■ WHAT IS BEING ASKED ■
Read the entries below and pull out each line with the string "title".

(Source records)
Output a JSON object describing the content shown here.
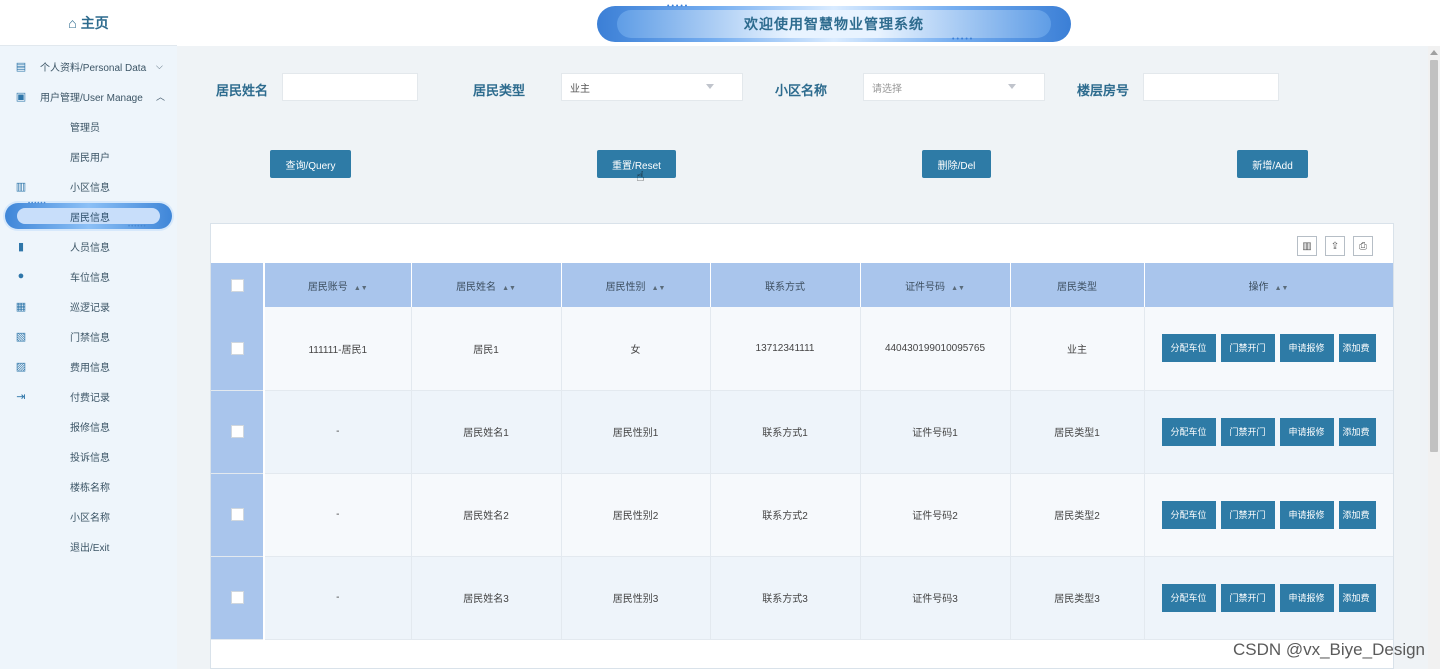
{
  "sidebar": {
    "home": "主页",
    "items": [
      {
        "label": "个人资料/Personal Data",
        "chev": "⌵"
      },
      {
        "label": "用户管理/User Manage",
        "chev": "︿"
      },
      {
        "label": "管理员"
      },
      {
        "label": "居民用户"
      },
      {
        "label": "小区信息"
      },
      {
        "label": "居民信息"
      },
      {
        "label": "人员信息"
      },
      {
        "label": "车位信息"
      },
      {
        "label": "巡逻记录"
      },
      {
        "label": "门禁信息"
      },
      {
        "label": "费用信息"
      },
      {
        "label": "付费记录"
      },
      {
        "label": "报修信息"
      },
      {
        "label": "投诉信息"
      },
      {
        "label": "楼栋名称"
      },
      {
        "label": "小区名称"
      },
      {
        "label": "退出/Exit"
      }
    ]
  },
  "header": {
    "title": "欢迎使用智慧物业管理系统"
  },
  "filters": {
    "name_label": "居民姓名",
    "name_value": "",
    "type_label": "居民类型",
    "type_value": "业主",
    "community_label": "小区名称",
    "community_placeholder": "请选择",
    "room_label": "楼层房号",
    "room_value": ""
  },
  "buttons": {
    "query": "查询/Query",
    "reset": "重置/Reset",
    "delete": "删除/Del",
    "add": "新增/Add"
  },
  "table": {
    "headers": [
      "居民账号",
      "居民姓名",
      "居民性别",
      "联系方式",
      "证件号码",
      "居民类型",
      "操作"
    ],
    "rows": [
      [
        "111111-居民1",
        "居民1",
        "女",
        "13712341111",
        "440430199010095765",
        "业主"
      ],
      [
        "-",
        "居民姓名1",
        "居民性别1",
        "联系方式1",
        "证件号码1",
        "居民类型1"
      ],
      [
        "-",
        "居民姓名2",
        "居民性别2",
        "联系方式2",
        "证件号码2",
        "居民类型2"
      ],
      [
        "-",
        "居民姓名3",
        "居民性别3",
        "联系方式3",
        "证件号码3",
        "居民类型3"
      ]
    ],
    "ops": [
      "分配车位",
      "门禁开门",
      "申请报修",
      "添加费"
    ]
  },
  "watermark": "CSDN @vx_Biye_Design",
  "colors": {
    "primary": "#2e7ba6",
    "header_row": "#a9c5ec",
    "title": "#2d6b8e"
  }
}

==

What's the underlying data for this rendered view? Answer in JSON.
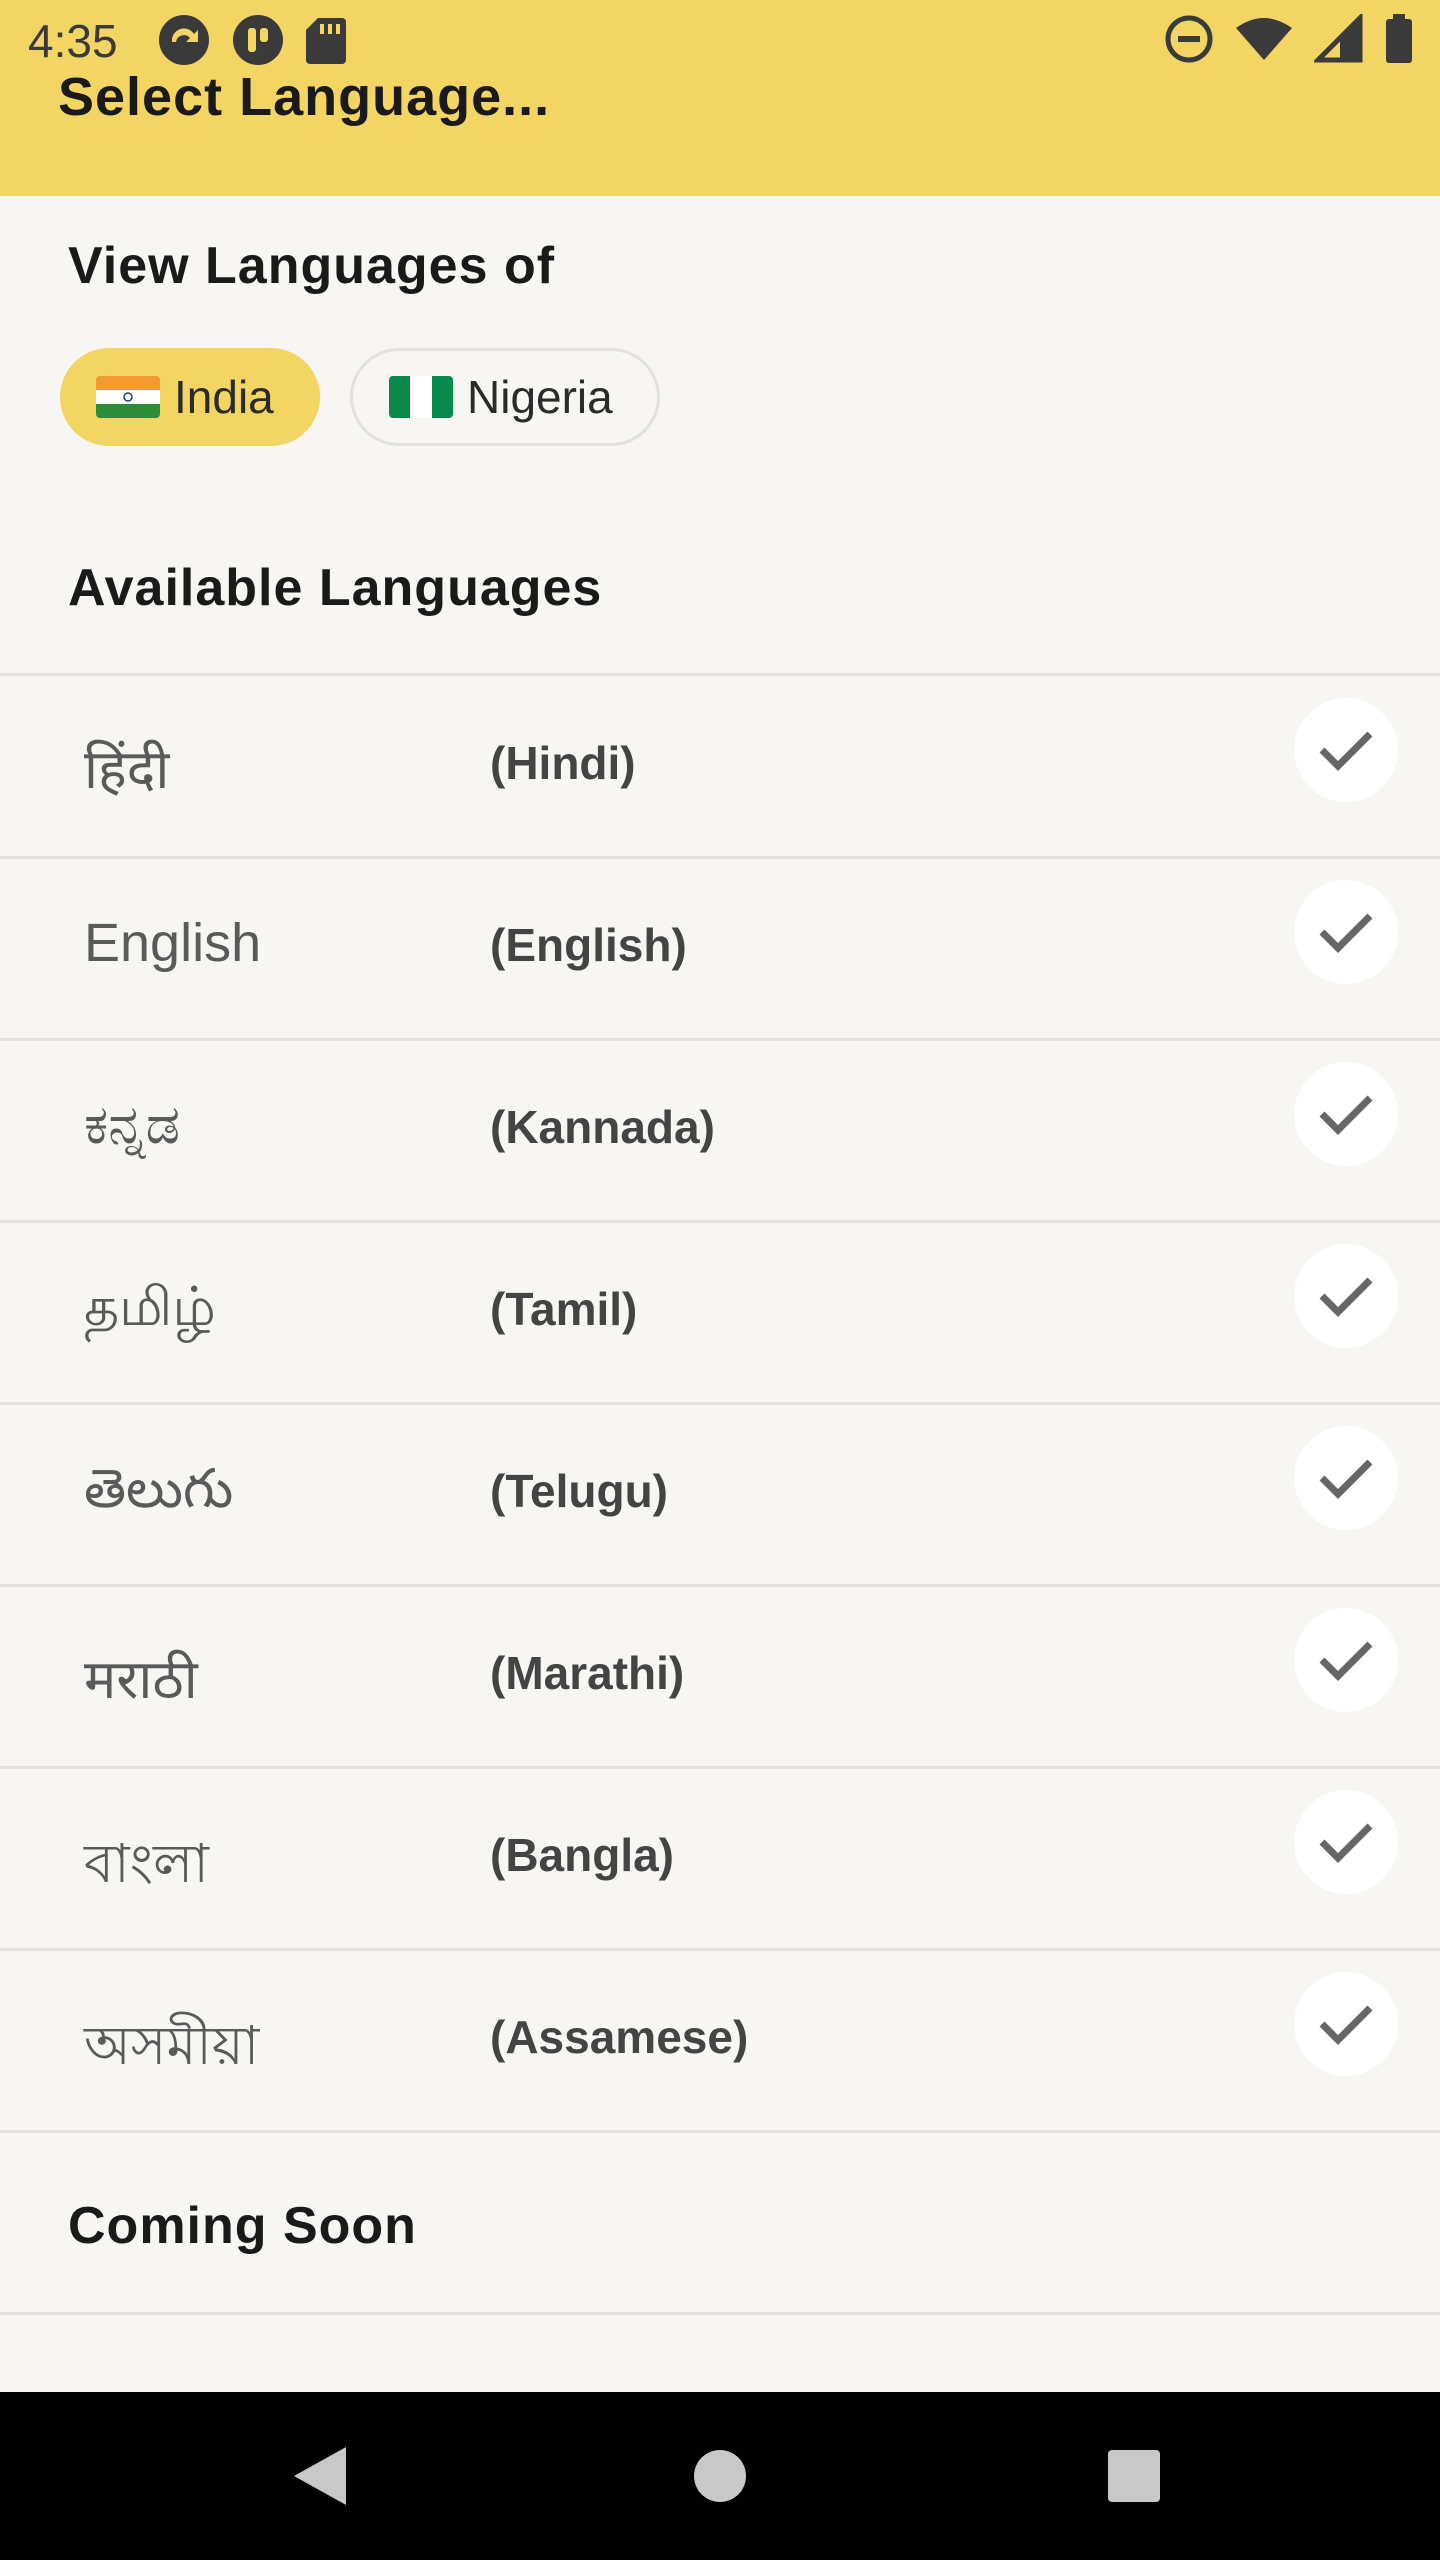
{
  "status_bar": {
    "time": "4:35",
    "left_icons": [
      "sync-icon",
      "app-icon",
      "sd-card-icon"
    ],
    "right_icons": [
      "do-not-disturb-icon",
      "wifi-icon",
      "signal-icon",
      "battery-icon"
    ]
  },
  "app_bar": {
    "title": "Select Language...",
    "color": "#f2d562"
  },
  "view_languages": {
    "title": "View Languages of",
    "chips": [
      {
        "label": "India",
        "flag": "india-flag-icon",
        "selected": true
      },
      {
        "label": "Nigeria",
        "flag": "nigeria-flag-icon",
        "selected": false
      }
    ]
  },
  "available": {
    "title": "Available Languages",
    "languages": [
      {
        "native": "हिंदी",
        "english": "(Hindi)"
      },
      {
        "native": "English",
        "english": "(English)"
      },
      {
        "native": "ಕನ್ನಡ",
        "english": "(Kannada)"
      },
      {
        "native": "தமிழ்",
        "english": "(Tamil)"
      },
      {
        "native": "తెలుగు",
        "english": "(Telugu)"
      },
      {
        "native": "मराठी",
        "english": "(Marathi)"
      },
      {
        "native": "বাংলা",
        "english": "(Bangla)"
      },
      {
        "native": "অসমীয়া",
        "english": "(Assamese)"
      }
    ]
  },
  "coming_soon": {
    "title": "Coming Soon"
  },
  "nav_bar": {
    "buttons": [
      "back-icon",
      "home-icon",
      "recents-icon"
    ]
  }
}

■ SOLUTION BELOW ■
    "title": "欢迎使用智慧物业管理系统"
    "title": "#2d6b8e"
    "title": "Select Language...",
    "title": "View Languages of",
    "title": "Available Languages",
    "title": "Coming Soon"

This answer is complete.